--- Begin Source data ---
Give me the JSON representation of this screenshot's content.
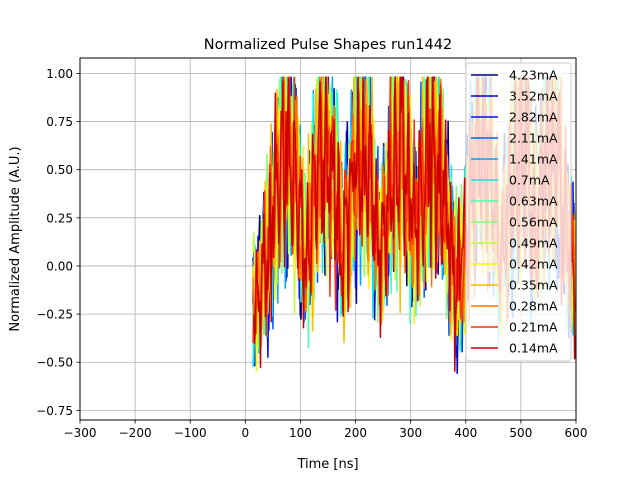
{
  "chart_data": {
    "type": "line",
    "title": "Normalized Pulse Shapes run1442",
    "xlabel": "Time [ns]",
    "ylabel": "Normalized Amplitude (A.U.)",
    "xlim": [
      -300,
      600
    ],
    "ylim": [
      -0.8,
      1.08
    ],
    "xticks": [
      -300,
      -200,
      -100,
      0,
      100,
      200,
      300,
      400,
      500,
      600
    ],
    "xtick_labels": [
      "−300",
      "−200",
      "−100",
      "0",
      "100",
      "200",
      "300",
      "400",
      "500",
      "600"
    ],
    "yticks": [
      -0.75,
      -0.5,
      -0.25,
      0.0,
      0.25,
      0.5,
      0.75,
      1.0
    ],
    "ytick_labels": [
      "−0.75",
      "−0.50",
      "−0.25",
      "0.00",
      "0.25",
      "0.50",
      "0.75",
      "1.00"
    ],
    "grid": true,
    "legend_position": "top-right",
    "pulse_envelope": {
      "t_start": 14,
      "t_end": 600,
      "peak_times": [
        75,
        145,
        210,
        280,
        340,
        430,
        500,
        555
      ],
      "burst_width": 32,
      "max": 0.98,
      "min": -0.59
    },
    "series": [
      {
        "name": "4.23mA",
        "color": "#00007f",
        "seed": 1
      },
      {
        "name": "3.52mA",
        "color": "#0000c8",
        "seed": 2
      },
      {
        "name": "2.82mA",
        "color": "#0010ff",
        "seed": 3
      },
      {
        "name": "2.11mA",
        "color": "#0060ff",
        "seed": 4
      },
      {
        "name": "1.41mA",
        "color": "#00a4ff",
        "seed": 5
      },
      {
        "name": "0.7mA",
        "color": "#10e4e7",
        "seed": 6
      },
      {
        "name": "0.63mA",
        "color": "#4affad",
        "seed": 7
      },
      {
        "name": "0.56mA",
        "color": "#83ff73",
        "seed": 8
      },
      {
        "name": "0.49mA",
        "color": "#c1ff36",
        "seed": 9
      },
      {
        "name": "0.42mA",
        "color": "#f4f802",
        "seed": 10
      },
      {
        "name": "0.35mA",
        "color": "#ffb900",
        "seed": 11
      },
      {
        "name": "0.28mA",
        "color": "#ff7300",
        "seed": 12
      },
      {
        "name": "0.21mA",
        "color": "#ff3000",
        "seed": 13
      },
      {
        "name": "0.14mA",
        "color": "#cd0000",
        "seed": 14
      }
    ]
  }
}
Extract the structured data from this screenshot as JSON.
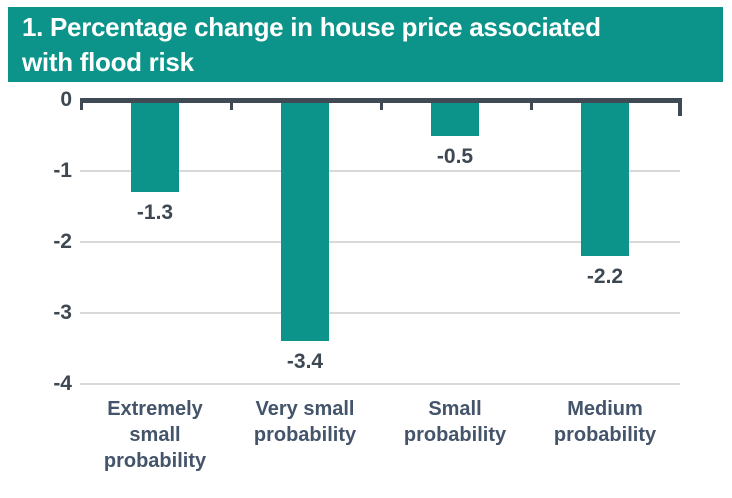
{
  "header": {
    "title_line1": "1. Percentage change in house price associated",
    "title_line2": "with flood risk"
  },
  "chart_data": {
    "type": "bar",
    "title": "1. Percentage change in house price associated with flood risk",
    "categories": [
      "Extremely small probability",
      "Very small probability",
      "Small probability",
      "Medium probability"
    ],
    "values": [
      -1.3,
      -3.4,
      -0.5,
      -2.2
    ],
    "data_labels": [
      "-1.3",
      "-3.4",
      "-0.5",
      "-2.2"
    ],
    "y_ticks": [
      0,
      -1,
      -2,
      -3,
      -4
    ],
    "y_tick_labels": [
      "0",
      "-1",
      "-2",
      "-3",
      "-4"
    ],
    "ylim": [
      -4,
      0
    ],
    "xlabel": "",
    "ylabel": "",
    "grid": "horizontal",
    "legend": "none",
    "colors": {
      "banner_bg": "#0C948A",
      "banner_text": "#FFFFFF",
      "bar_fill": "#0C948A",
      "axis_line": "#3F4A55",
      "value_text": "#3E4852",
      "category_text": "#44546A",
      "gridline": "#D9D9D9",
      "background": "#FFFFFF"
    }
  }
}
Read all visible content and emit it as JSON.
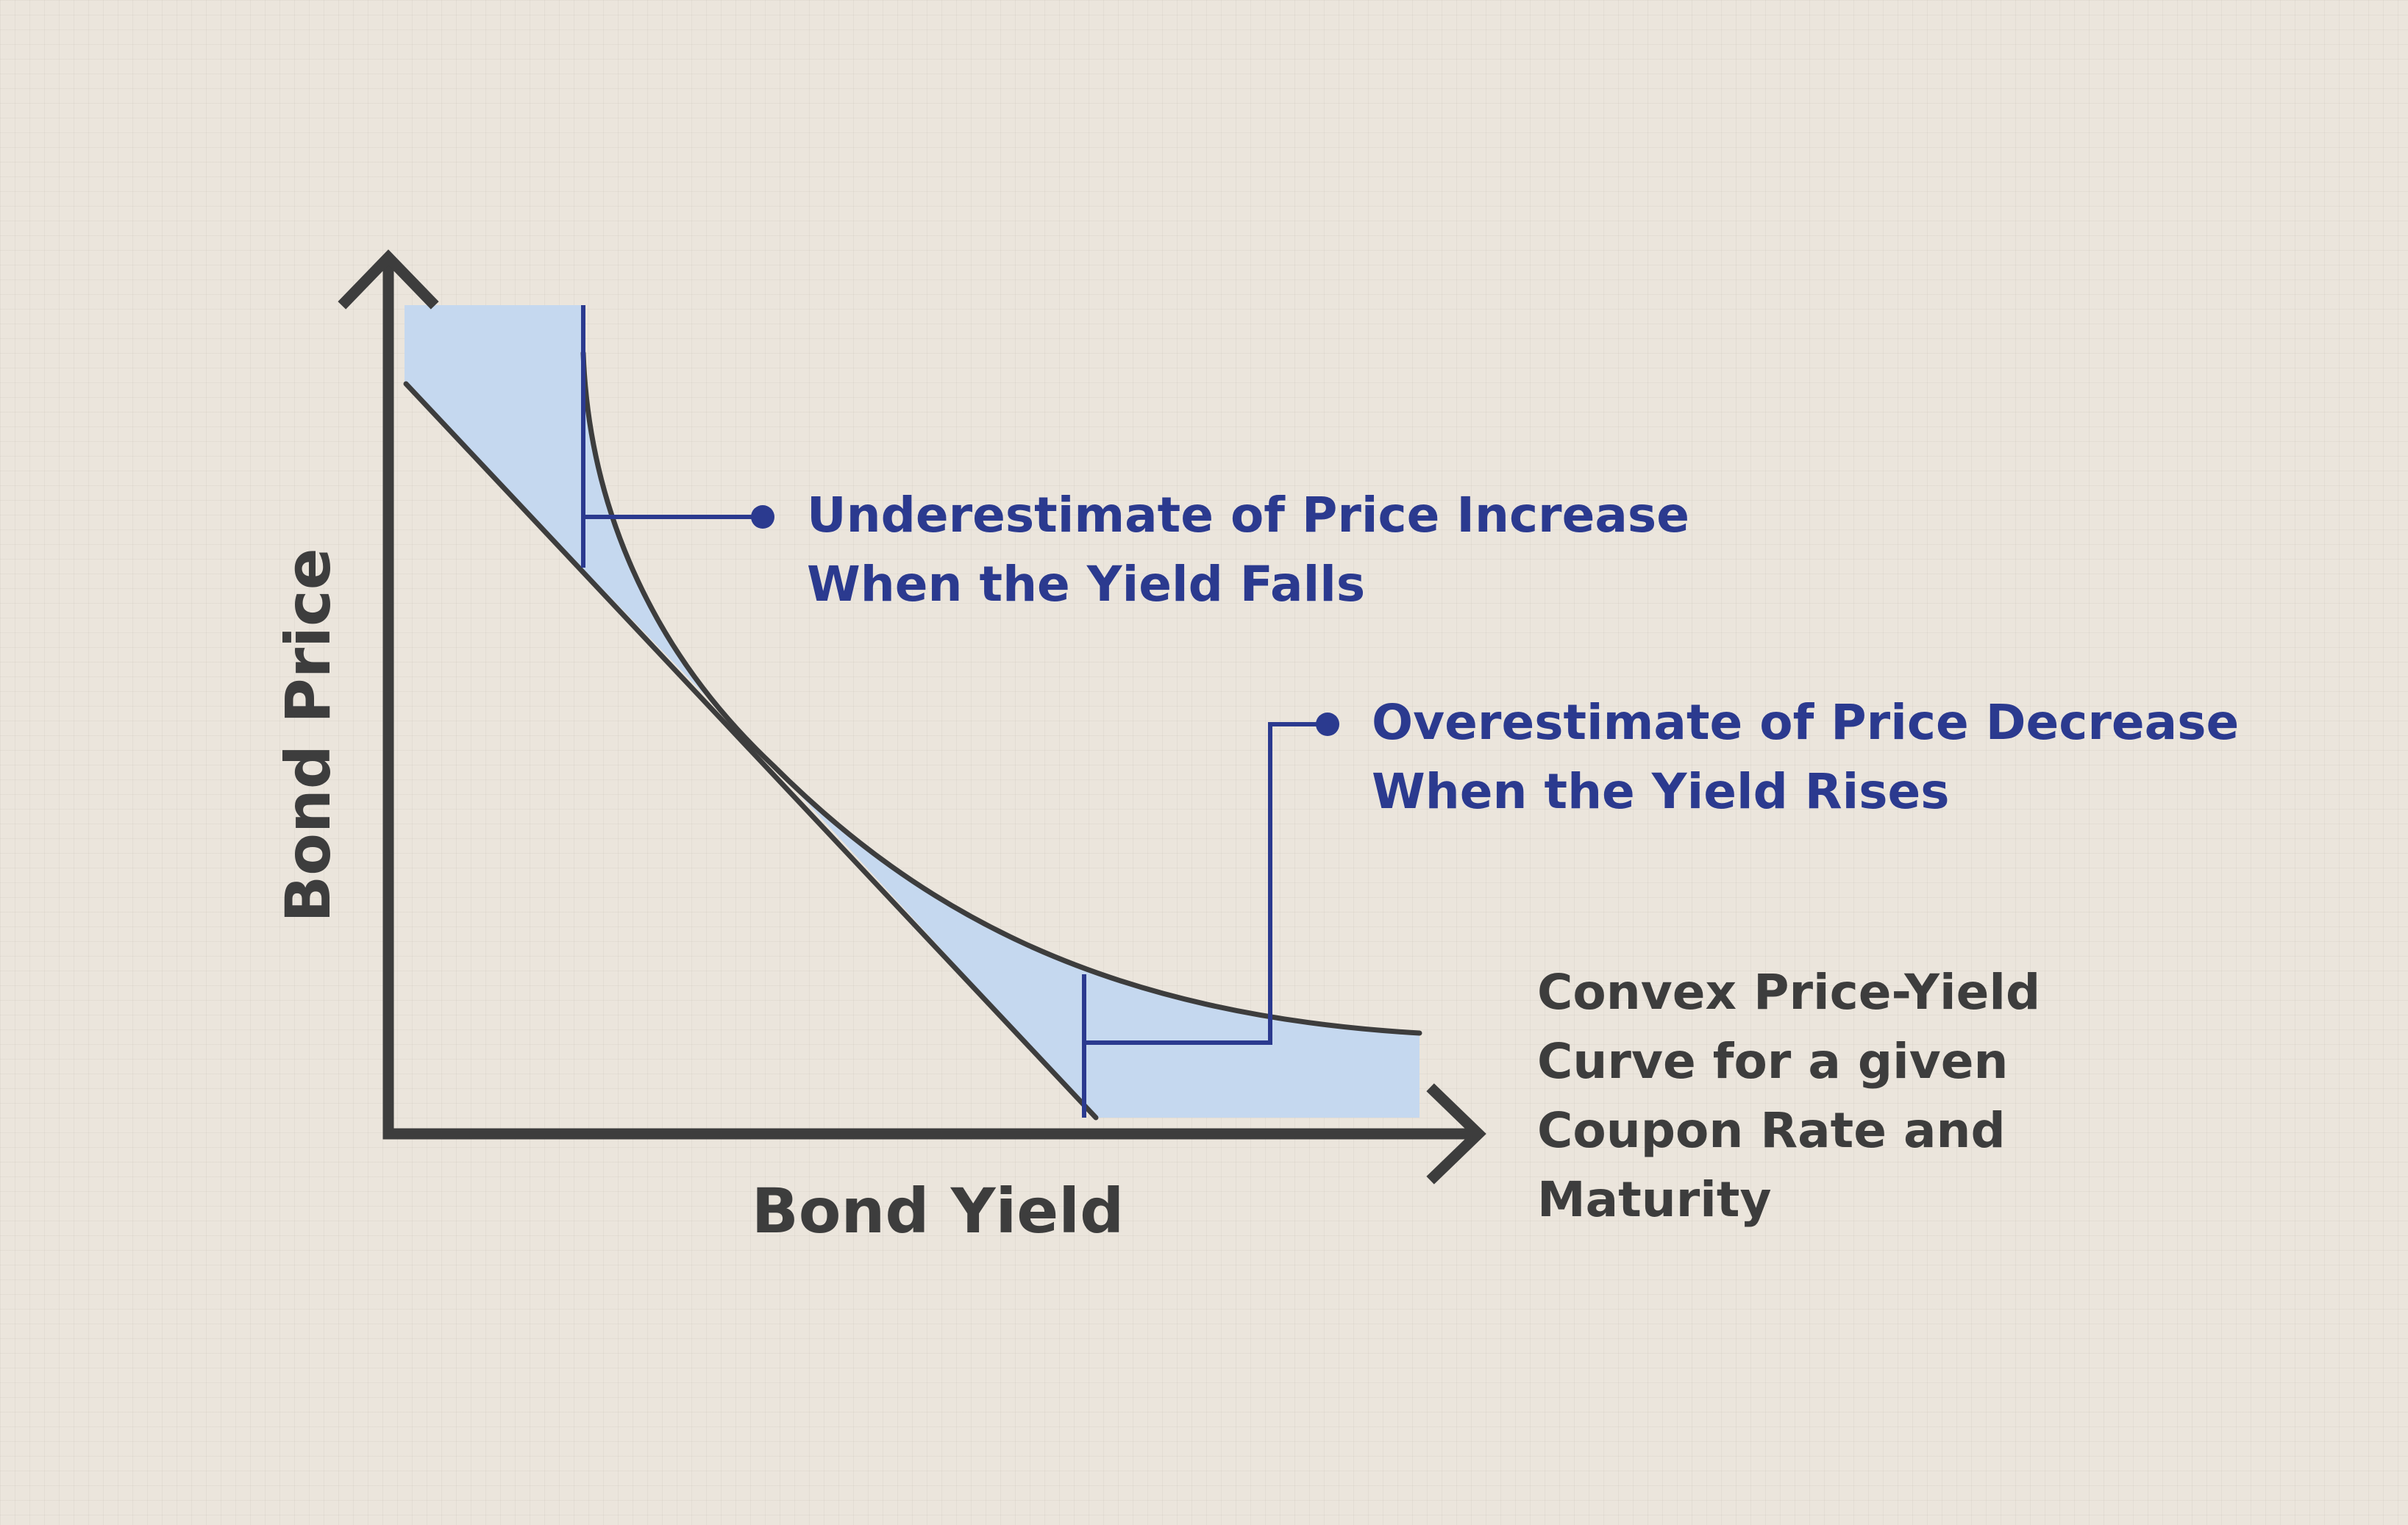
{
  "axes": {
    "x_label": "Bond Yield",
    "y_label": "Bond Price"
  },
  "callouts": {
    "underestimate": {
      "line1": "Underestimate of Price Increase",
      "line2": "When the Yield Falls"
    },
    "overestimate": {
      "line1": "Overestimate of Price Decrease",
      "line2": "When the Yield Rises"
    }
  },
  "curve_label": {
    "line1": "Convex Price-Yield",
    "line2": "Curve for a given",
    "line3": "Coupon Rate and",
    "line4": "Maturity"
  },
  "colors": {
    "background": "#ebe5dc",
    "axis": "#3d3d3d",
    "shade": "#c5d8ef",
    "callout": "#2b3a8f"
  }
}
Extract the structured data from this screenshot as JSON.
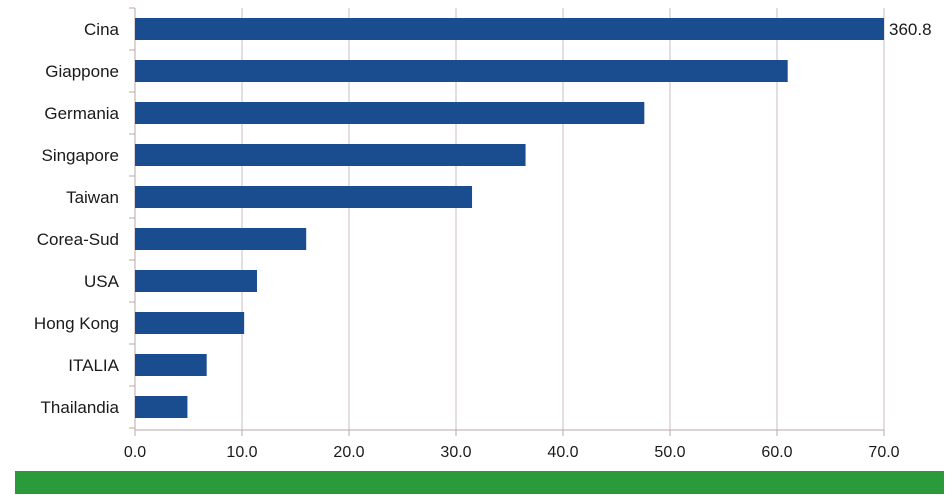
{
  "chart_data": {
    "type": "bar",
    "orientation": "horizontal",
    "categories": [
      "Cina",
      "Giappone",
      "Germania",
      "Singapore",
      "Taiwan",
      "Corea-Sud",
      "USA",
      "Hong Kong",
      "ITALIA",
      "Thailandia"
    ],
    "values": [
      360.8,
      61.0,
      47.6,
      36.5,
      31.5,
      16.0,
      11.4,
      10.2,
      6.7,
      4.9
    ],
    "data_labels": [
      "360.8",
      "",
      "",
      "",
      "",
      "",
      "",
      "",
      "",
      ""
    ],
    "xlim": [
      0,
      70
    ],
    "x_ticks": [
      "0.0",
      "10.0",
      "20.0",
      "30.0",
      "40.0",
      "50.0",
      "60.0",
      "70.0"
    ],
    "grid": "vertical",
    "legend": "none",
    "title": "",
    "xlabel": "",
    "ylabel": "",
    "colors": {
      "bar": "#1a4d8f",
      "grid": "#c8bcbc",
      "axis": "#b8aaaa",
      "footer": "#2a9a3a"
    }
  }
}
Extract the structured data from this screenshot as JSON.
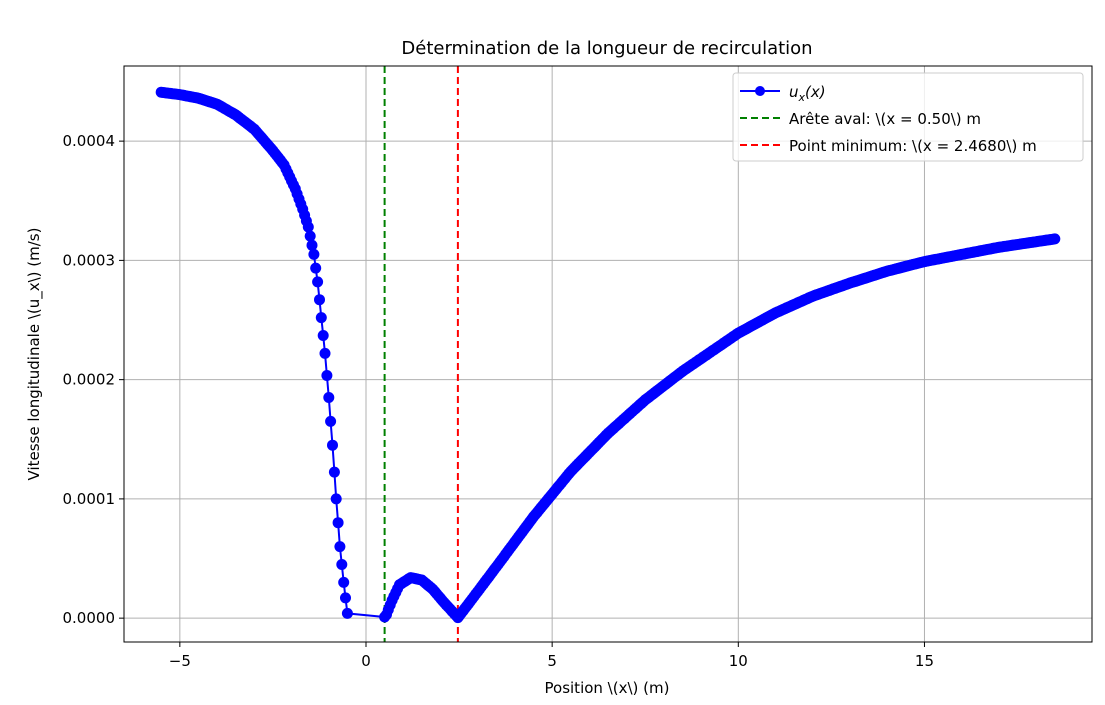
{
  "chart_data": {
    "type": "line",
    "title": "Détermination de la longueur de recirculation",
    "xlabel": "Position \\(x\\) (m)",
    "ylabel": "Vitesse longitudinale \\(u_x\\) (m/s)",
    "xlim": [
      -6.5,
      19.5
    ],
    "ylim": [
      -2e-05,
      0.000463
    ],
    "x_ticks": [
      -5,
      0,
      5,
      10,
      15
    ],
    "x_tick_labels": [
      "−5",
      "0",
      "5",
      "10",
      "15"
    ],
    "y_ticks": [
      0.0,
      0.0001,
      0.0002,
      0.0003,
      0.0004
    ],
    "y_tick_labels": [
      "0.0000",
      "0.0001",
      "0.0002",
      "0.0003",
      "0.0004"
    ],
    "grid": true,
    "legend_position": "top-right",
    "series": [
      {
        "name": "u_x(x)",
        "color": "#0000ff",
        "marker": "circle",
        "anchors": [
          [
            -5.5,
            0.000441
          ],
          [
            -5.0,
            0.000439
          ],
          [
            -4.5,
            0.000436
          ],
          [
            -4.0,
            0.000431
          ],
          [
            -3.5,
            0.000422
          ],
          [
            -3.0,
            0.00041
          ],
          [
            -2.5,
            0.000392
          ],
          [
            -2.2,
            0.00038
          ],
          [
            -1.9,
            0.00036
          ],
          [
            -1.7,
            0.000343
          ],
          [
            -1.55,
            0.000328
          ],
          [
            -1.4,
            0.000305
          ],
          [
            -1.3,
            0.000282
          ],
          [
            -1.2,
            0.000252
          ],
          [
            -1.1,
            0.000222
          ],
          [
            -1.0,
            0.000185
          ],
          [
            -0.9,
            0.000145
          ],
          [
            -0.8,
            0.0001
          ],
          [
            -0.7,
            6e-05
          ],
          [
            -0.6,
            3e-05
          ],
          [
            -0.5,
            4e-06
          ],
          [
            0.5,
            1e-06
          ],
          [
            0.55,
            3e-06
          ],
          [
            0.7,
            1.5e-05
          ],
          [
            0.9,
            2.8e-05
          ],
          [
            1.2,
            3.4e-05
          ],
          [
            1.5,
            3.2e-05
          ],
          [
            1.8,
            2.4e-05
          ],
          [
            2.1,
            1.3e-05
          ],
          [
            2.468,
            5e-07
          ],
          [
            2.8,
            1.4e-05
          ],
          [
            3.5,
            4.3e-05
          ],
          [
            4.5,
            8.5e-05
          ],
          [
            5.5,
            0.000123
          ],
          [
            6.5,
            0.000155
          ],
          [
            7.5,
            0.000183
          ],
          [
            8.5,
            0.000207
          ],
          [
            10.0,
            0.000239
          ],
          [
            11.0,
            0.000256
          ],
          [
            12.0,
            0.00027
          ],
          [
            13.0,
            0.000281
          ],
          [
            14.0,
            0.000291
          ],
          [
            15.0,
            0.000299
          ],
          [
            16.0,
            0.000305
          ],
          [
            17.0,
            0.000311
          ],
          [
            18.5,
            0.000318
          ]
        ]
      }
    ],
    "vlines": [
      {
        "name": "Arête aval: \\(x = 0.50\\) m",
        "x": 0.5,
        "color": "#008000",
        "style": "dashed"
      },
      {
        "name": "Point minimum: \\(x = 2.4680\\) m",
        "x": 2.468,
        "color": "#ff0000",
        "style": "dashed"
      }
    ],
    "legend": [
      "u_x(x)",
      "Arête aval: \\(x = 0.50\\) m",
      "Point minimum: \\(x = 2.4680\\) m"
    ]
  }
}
--- End Source data ---
[Work to do]
Note how many lines in the material hold the word "Arête", and give that number with nothing added.

[Response to this task]
2